(PROMPT)
Check each line of the data for "false" and select those that have it.

** BEGIN DATA FOR THE TASK **

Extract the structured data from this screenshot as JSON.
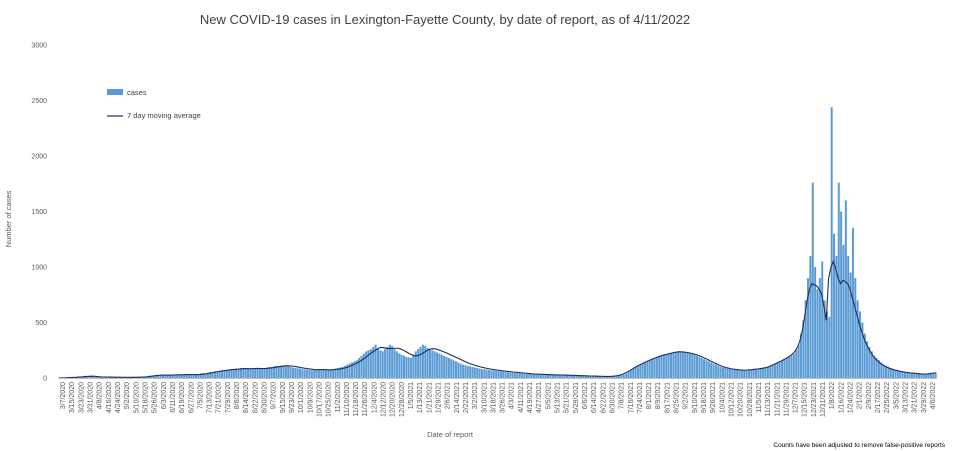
{
  "chart_data": {
    "type": "bar",
    "title": "New COVID-19 cases in Lexington-Fayette County, by date of report, as of 4/11/2022",
    "xlabel": "Date of report",
    "ylabel": "Number of cases",
    "ylim": [
      0,
      3000
    ],
    "yticks": [
      0,
      500,
      1000,
      1500,
      2000,
      2500,
      3000
    ],
    "grid": false,
    "legend_position": "top-left",
    "note": "Counts have been adjusted to remove false-positive reports",
    "x_tick_labels": [
      "3/7/2020",
      "3/15/2020",
      "3/23/2020",
      "3/31/2020",
      "4/8/2020",
      "4/16/2020",
      "4/24/2020",
      "5/2/2020",
      "5/10/2020",
      "5/18/2020",
      "5/26/2020",
      "6/3/2020",
      "6/11/2020",
      "6/19/2020",
      "6/27/2020",
      "7/5/2020",
      "7/13/2020",
      "7/21/2020",
      "7/29/2020",
      "8/6/2020",
      "8/14/2020",
      "8/22/2020",
      "8/30/2020",
      "9/7/2020",
      "9/15/2020",
      "9/23/2020",
      "10/1/2020",
      "10/9/2020",
      "10/17/2020",
      "10/25/2020",
      "11/2/2020",
      "11/10/2020",
      "11/18/2020",
      "11/26/2020",
      "12/4/2020",
      "12/12/2020",
      "12/20/2020",
      "12/28/2020",
      "1/5/2021",
      "1/13/2021",
      "1/21/2021",
      "1/29/2021",
      "2/6/2021",
      "2/14/2021",
      "2/22/2021",
      "3/2/2021",
      "3/10/2021",
      "3/18/2021",
      "3/26/2021",
      "4/3/2021",
      "4/11/2021",
      "4/19/2021",
      "4/27/2021",
      "5/5/2021",
      "5/13/2021",
      "5/21/2021",
      "5/29/2021",
      "6/6/2021",
      "6/14/2021",
      "6/22/2021",
      "6/30/2021",
      "7/8/2021",
      "7/16/2021",
      "7/24/2021",
      "8/1/2021",
      "8/9/2021",
      "8/17/2021",
      "8/25/2021",
      "9/2/2021",
      "9/10/2021",
      "9/18/2021",
      "9/26/2021",
      "10/4/2021",
      "10/12/2021",
      "10/20/2021",
      "10/28/2021",
      "11/5/2021",
      "11/13/2021",
      "11/21/2021",
      "11/29/2021",
      "12/7/2021",
      "12/15/2021",
      "12/23/2021",
      "12/31/2021",
      "1/8/2022",
      "1/16/2022",
      "1/24/2022",
      "2/1/2022",
      "2/9/2022",
      "2/17/2022",
      "2/25/2022",
      "3/5/2022",
      "3/13/2022",
      "3/21/2022",
      "3/29/2022",
      "4/6/2022"
    ],
    "series": [
      {
        "name": "cases",
        "type": "bar",
        "color": "#5B9BD5",
        "values": [
          2,
          1,
          0,
          3,
          5,
          4,
          8,
          6,
          12,
          10,
          15,
          20,
          18,
          14,
          22,
          12,
          10,
          8,
          6,
          10,
          12,
          8,
          10,
          5,
          6,
          8,
          6,
          5,
          4,
          7,
          8,
          5,
          6,
          9,
          8,
          10,
          12,
          15,
          20,
          22,
          25,
          28,
          26,
          30,
          24,
          22,
          26,
          28,
          30,
          32,
          28,
          26,
          30,
          35,
          32,
          30,
          28,
          26,
          30,
          35,
          40,
          45,
          42,
          48,
          55,
          50,
          60,
          58,
          65,
          70,
          68,
          75,
          72,
          80,
          78,
          85,
          82,
          90,
          88,
          80,
          85,
          82,
          88,
          90,
          86,
          80,
          85,
          90,
          95,
          100,
          98,
          105,
          110,
          108,
          112,
          115,
          110,
          105,
          100,
          95,
          90,
          88,
          85,
          80,
          78,
          75,
          72,
          70,
          75,
          80,
          78,
          76,
          72,
          70,
          75,
          78,
          80,
          85,
          90,
          95,
          100,
          110,
          120,
          130,
          140,
          150,
          160,
          180,
          200,
          220,
          240,
          250,
          260,
          280,
          300,
          270,
          250,
          240,
          260,
          280,
          300,
          290,
          260,
          240,
          220,
          210,
          200,
          190,
          185,
          180,
          210,
          240,
          260,
          280,
          300,
          290,
          270,
          260,
          250,
          240,
          230,
          220,
          210,
          200,
          190,
          180,
          170,
          160,
          150,
          140,
          130,
          120,
          115,
          110,
          105,
          100,
          95,
          90,
          85,
          80,
          78,
          75,
          72,
          70,
          68,
          65,
          62,
          60,
          58,
          55,
          52,
          50,
          48,
          45,
          44,
          42,
          40,
          38,
          36,
          35,
          34,
          33,
          32,
          31,
          30,
          30,
          29,
          28,
          28,
          27,
          27,
          26,
          25,
          25,
          24,
          23,
          22,
          22,
          21,
          20,
          20,
          19,
          18,
          18,
          17,
          16,
          15,
          14,
          14,
          13,
          12,
          12,
          11,
          10,
          12,
          14,
          16,
          20,
          25,
          30,
          40,
          55,
          70,
          85,
          100,
          110,
          120,
          130,
          140,
          150,
          160,
          170,
          180,
          190,
          200,
          205,
          210,
          215,
          220,
          225,
          230,
          235,
          240,
          238,
          235,
          230,
          225,
          220,
          215,
          210,
          200,
          190,
          180,
          170,
          160,
          150,
          140,
          130,
          120,
          110,
          100,
          95,
          90,
          85,
          80,
          78,
          76,
          74,
          72,
          70,
          70,
          72,
          75,
          78,
          80,
          82,
          85,
          88,
          90,
          95,
          100,
          110,
          120,
          130,
          140,
          150,
          160,
          170,
          180,
          190,
          200,
          220,
          250,
          300,
          400,
          520,
          700,
          900,
          1100,
          1760,
          1000,
          800,
          900,
          1050,
          700,
          600,
          550,
          2440,
          1300,
          1100,
          1760,
          1500,
          1200,
          1600,
          1100,
          950,
          1350,
          900,
          700,
          600,
          500,
          400,
          330,
          280,
          240,
          200,
          180,
          160,
          140,
          120,
          110,
          100,
          90,
          80,
          75,
          70,
          65,
          60,
          55,
          50,
          48,
          46,
          44,
          42,
          40,
          38,
          36,
          35,
          34,
          40,
          45,
          50
        ]
      },
      {
        "name": "7 day moving average",
        "type": "line",
        "color": "#1F2D5C",
        "values": [
          1,
          1,
          1,
          2,
          3,
          4,
          5,
          6,
          8,
          9,
          11,
          13,
          14,
          15,
          16,
          15,
          13,
          11,
          9,
          9,
          9,
          8,
          8,
          7,
          7,
          7,
          6,
          6,
          6,
          6,
          6,
          6,
          6,
          7,
          7,
          8,
          9,
          11,
          13,
          16,
          19,
          22,
          24,
          26,
          26,
          25,
          25,
          26,
          27,
          28,
          29,
          29,
          29,
          30,
          31,
          31,
          30,
          30,
          30,
          31,
          33,
          36,
          39,
          43,
          47,
          51,
          55,
          58,
          62,
          65,
          68,
          71,
          74,
          76,
          78,
          80,
          82,
          84,
          85,
          84,
          84,
          84,
          85,
          86,
          86,
          85,
          85,
          86,
          88,
          91,
          94,
          97,
          101,
          104,
          107,
          110,
          110,
          109,
          107,
          104,
          100,
          96,
          92,
          88,
          85,
          82,
          79,
          76,
          75,
          75,
          76,
          76,
          75,
          74,
          74,
          75,
          77,
          79,
          82,
          86,
          91,
          98,
          106,
          115,
          125,
          135,
          146,
          160,
          175,
          192,
          210,
          226,
          240,
          254,
          268,
          275,
          274,
          270,
          266,
          265,
          266,
          268,
          268,
          264,
          256,
          244,
          232,
          220,
          210,
          200,
          200,
          205,
          215,
          228,
          242,
          254,
          262,
          264,
          262,
          256,
          248,
          240,
          231,
          222,
          212,
          202,
          192,
          182,
          172,
          162,
          152,
          142,
          133,
          125,
          118,
          111,
          105,
          99,
          94,
          89,
          85,
          81,
          77,
          74,
          71,
          68,
          65,
          63,
          60,
          58,
          55,
          53,
          51,
          49,
          47,
          45,
          43,
          41,
          39,
          37,
          36,
          35,
          34,
          33,
          32,
          31,
          30,
          29,
          29,
          28,
          28,
          27,
          26,
          26,
          25,
          24,
          23,
          23,
          22,
          21,
          21,
          20,
          19,
          18,
          18,
          17,
          16,
          15,
          15,
          14,
          14,
          14,
          15,
          17,
          20,
          24,
          30,
          38,
          48,
          60,
          73,
          86,
          99,
          111,
          122,
          132,
          142,
          152,
          161,
          170,
          179,
          187,
          195,
          202,
          208,
          214,
          219,
          224,
          229,
          233,
          236,
          236,
          235,
          232,
          228,
          224,
          219,
          213,
          206,
          198,
          189,
          179,
          169,
          158,
          147,
          137,
          127,
          117,
          108,
          100,
          94,
          89,
          84,
          80,
          77,
          75,
          73,
          72,
          71,
          72,
          74,
          76,
          79,
          81,
          84,
          87,
          91,
          96,
          103,
          112,
          122,
          132,
          142,
          152,
          163,
          175,
          188,
          202,
          220,
          245,
          280,
          340,
          430,
          560,
          700,
          800,
          850,
          840,
          830,
          800,
          760,
          650,
          520,
          900,
          1000,
          1050,
          980,
          900,
          850,
          880,
          870,
          850,
          800,
          720,
          640,
          560,
          480,
          410,
          350,
          300,
          255,
          220,
          190,
          165,
          145,
          128,
          114,
          102,
          92,
          84,
          77,
          71,
          66,
          61,
          57,
          53,
          50,
          47,
          45,
          43,
          41,
          39,
          37,
          36,
          36,
          38,
          41,
          44,
          47
        ]
      }
    ]
  }
}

** END DATA FOR THE TASK **

(RESPONSE TO THIS TASK)
    "grid": false,
    "note": "Counts have been adjusted to remove false-positive reports",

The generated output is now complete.